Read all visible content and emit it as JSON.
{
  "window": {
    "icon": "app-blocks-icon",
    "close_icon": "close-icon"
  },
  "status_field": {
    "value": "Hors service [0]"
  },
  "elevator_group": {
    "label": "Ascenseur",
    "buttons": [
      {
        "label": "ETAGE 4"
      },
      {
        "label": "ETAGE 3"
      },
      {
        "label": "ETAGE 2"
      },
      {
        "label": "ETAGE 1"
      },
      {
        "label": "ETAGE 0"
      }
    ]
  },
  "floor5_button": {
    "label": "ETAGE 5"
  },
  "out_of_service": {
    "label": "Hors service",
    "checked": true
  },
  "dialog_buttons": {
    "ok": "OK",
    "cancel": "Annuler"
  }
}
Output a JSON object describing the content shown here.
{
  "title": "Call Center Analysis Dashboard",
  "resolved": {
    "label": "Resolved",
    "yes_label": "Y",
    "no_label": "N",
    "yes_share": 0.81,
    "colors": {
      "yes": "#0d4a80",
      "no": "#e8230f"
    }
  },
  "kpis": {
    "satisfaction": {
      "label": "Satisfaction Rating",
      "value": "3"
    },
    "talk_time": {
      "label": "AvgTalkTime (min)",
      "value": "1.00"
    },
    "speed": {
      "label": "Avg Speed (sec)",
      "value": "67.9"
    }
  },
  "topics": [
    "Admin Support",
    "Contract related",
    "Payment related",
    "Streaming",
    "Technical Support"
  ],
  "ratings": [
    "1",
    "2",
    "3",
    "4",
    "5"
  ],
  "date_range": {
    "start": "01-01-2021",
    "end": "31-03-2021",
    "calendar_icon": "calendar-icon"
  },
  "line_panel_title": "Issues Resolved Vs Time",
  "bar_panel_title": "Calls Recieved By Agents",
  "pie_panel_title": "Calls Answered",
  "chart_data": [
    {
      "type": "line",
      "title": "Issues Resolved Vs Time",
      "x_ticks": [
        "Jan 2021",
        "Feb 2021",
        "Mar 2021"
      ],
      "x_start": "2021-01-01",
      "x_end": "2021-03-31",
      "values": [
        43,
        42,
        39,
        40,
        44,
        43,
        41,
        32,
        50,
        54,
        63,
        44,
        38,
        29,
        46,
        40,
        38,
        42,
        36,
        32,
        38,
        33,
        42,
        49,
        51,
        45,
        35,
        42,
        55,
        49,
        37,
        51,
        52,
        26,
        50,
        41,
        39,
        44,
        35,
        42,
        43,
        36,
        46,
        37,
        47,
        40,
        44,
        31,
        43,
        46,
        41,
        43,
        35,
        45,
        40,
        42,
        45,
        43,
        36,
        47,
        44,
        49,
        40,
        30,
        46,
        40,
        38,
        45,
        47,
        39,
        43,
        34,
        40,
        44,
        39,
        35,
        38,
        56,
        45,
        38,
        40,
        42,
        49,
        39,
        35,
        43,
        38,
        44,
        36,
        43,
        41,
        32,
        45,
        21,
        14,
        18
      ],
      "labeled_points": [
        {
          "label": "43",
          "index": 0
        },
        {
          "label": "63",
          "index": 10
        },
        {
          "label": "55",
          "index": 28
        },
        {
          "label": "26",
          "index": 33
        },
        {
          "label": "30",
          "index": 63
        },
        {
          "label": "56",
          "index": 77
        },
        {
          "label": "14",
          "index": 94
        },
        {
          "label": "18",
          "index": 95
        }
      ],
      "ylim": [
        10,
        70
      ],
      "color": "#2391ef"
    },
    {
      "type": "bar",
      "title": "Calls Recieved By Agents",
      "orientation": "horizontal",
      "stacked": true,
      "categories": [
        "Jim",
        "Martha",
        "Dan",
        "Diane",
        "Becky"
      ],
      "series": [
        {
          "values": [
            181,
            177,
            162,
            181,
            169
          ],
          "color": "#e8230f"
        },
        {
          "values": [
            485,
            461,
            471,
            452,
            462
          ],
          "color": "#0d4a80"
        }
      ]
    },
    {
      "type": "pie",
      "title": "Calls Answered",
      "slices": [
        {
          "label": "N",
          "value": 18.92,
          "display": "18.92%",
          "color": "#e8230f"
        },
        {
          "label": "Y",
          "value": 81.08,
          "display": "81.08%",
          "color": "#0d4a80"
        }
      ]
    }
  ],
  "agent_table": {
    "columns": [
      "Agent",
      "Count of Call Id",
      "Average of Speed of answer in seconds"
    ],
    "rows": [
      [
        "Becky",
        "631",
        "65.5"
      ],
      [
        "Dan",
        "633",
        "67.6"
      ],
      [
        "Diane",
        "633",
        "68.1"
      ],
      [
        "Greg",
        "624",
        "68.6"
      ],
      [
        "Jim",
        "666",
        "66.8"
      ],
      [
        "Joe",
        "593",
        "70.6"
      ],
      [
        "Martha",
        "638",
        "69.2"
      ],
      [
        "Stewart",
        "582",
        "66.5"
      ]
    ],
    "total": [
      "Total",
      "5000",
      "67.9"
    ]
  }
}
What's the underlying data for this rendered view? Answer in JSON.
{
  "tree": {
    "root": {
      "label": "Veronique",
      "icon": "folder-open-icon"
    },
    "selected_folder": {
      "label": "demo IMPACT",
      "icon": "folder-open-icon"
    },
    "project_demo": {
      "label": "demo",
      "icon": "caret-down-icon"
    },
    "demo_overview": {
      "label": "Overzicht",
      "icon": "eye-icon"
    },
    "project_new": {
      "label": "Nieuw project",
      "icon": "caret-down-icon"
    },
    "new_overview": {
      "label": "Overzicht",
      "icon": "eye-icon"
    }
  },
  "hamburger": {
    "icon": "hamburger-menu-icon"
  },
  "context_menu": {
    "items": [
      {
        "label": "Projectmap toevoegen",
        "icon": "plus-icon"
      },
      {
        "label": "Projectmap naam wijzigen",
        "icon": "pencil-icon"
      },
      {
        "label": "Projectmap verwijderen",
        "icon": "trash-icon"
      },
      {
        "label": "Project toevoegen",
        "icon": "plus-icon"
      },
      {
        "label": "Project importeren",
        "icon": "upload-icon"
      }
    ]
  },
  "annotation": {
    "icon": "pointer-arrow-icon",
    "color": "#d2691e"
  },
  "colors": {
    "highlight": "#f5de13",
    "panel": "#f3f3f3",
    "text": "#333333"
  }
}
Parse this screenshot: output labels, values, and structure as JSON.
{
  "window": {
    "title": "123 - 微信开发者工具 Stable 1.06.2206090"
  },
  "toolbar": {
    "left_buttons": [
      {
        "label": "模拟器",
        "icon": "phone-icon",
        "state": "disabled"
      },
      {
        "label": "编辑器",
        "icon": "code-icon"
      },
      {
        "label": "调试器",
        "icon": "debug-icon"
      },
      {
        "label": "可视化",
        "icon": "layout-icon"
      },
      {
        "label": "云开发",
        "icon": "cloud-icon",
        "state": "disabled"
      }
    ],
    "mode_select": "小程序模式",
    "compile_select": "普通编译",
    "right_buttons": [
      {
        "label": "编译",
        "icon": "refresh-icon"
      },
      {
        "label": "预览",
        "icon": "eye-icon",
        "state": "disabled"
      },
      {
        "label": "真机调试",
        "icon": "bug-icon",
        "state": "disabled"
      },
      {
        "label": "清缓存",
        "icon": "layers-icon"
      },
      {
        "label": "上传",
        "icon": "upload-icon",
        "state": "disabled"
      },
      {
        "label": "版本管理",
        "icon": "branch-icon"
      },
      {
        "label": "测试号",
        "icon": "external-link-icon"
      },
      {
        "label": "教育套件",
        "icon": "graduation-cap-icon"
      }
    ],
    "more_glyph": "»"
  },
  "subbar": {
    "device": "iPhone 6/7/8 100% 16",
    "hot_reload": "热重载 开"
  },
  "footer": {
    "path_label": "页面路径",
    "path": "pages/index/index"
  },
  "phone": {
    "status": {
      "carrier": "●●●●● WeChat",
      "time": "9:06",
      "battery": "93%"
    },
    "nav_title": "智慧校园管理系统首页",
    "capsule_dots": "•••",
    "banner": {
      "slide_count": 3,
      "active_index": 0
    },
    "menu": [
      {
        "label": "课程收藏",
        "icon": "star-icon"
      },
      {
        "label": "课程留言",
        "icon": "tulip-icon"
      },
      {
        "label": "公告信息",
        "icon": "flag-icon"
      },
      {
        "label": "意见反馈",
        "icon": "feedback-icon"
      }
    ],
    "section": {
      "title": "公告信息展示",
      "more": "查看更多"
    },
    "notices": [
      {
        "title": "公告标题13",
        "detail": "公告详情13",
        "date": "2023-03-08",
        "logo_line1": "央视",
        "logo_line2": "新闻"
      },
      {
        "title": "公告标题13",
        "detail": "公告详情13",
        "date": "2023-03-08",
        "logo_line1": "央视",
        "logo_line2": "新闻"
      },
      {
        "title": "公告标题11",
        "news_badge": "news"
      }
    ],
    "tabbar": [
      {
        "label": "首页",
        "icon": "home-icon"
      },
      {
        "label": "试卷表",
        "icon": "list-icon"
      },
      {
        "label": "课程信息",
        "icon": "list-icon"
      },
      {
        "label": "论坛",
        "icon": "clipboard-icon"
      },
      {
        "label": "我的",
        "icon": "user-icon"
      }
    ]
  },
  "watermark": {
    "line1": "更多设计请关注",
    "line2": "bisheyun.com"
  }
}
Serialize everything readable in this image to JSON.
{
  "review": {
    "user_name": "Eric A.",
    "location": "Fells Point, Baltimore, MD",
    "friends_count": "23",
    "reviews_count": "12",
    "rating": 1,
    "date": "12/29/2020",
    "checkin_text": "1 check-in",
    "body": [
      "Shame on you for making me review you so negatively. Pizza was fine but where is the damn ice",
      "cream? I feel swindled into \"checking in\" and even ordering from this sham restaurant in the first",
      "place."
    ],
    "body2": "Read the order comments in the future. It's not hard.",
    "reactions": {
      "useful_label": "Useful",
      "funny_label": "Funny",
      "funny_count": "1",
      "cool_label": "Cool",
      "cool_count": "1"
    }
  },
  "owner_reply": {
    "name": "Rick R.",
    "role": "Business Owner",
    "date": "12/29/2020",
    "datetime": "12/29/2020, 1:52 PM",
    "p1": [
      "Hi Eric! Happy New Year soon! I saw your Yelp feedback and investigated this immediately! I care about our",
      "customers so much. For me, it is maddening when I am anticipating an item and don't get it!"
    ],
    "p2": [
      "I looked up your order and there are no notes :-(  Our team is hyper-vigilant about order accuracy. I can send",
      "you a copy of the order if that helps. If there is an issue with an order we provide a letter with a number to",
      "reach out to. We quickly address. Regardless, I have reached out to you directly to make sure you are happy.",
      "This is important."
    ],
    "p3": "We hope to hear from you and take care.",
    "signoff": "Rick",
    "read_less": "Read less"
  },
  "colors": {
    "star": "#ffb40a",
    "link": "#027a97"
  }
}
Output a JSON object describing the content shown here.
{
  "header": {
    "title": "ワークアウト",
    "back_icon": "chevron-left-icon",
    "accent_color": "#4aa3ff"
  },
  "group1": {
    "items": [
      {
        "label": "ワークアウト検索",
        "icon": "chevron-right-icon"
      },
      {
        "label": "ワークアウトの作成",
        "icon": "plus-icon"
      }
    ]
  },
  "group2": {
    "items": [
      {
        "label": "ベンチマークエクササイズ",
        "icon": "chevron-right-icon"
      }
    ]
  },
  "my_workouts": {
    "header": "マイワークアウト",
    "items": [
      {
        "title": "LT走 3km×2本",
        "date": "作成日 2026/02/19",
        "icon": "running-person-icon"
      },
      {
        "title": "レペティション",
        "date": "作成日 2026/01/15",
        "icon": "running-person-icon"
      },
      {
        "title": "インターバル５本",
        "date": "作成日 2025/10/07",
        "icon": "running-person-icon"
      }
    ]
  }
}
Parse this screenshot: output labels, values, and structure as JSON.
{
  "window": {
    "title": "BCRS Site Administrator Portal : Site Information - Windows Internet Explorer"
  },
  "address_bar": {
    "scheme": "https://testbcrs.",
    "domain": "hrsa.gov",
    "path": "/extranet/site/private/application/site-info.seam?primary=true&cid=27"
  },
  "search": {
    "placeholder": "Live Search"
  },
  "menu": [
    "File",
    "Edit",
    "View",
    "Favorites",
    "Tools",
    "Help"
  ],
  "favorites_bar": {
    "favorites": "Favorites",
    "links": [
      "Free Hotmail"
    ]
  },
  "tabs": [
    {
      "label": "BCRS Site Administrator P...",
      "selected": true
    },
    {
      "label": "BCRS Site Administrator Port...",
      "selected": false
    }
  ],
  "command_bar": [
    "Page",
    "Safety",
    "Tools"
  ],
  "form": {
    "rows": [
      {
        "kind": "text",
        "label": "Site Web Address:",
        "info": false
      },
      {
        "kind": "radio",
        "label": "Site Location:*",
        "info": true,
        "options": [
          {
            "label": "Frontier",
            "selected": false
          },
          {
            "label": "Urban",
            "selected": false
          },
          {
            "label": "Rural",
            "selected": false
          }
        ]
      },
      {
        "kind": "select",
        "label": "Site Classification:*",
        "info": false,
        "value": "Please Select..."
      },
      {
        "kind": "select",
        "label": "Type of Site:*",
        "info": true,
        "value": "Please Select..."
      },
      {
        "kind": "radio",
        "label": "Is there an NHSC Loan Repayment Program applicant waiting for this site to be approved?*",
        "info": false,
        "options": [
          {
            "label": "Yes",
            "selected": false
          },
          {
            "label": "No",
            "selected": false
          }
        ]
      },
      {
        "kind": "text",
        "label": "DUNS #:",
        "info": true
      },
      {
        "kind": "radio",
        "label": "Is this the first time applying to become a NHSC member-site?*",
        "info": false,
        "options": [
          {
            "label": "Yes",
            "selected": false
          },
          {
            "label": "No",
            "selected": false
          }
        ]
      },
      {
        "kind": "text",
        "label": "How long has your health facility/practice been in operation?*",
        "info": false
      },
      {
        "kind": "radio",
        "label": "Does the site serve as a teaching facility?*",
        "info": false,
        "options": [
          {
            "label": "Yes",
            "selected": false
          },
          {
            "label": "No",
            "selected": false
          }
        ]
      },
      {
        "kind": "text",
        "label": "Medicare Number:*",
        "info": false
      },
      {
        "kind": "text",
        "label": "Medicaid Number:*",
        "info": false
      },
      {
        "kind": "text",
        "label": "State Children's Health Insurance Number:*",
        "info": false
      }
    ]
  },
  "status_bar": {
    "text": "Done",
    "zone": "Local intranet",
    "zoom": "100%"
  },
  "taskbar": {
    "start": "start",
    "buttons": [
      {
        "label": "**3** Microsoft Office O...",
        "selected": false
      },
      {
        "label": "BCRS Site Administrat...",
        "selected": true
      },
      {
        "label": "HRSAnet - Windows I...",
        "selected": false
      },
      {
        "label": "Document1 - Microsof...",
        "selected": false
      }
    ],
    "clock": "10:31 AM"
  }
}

Exercise aim
For each line above that contains the word "Windows", copy that line.

Answer for the task
    "title": "BCRS Site Administrator Portal : Site Information - Windows Internet Explorer"
        "label": "HRSAnet - Windows I...",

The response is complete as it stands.